** start of The input **
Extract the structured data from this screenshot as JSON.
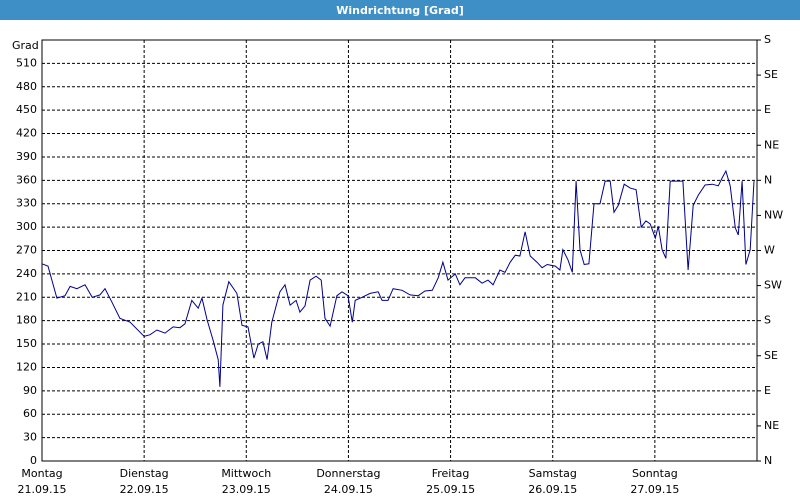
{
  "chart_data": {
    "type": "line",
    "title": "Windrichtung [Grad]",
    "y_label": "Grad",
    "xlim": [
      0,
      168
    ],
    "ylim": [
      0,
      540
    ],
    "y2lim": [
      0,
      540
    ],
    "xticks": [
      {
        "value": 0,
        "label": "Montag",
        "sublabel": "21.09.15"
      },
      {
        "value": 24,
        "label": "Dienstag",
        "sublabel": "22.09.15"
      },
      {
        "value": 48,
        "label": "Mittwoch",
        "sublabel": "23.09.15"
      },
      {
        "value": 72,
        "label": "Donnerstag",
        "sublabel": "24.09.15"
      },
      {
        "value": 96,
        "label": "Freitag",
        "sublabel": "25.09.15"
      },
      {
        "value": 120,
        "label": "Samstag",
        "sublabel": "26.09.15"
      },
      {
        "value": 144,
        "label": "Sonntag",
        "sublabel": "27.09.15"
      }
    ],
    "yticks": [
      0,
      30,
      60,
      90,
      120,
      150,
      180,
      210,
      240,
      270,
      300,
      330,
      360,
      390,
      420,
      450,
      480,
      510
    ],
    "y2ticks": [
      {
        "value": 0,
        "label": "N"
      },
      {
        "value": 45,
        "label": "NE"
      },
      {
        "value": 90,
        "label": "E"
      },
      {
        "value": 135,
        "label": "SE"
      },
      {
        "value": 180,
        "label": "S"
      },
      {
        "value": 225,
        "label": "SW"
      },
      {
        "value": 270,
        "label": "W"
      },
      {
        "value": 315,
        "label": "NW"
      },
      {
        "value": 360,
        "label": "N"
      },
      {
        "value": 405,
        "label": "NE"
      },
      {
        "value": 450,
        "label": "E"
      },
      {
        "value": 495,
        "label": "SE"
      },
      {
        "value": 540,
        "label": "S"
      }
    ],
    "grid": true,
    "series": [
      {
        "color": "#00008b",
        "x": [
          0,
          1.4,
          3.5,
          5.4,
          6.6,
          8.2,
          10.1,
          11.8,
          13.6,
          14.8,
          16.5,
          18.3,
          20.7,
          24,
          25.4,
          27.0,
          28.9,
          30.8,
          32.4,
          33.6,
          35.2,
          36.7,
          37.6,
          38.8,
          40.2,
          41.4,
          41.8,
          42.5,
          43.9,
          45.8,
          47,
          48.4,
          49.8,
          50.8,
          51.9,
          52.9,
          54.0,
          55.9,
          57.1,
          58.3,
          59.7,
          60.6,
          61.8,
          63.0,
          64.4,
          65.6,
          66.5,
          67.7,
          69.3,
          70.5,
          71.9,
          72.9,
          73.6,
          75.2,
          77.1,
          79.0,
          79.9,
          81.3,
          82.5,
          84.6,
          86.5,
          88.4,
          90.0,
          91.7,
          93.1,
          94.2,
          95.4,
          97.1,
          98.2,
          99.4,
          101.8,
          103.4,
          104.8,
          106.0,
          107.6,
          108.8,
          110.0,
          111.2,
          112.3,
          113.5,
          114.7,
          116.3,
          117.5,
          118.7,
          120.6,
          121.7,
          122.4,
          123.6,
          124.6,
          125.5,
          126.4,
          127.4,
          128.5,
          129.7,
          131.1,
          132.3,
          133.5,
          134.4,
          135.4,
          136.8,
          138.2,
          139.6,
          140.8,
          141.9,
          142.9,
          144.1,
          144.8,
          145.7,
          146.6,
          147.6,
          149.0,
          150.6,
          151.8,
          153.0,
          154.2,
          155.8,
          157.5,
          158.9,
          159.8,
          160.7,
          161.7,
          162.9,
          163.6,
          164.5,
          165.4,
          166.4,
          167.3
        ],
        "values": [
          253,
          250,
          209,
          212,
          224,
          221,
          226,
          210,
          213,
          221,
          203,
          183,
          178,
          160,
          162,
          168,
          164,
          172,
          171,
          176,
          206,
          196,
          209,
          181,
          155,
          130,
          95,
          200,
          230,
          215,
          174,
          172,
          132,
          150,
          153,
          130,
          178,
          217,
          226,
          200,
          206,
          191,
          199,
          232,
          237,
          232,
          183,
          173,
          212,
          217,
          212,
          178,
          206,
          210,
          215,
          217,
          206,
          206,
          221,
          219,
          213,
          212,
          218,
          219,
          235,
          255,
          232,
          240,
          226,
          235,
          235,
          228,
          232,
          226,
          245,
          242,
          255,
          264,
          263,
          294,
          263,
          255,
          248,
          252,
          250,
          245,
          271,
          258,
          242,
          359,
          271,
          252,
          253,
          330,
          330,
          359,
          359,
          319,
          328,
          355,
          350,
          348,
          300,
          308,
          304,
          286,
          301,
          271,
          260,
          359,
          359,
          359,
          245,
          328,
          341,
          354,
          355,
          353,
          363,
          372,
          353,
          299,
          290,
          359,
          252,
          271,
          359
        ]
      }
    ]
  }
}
** end of The input **
** start of The input **
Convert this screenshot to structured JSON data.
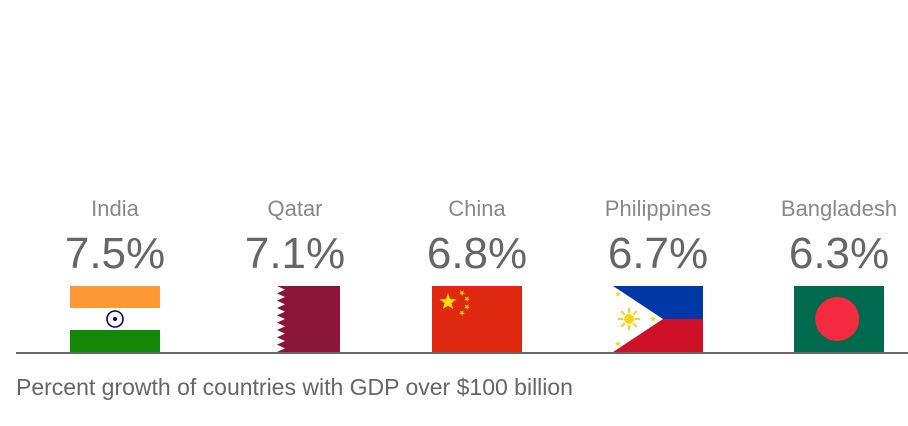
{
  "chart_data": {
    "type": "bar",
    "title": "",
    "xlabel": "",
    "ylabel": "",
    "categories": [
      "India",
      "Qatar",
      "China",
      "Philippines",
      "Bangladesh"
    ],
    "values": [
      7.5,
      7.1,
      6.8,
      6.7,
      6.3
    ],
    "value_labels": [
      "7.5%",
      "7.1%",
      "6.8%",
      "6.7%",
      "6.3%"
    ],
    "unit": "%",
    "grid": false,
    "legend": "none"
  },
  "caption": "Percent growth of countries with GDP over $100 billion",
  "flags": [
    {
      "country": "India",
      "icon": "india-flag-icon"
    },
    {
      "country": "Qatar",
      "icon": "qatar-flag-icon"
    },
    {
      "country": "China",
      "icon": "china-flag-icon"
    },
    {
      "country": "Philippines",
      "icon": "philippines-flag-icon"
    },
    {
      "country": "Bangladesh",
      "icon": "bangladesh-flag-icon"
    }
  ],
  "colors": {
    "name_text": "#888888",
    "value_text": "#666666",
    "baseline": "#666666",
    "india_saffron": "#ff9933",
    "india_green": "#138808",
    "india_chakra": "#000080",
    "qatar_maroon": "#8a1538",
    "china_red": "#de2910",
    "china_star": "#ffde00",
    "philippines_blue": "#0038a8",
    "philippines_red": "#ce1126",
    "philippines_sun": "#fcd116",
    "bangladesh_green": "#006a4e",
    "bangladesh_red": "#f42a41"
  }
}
** end of The input **
To do: From the listing above, collect each line in which the string "structured" appears.

Exercise answer:
Extract the structured data from this screenshot as JSON.
Convert this screenshot to structured JSON data.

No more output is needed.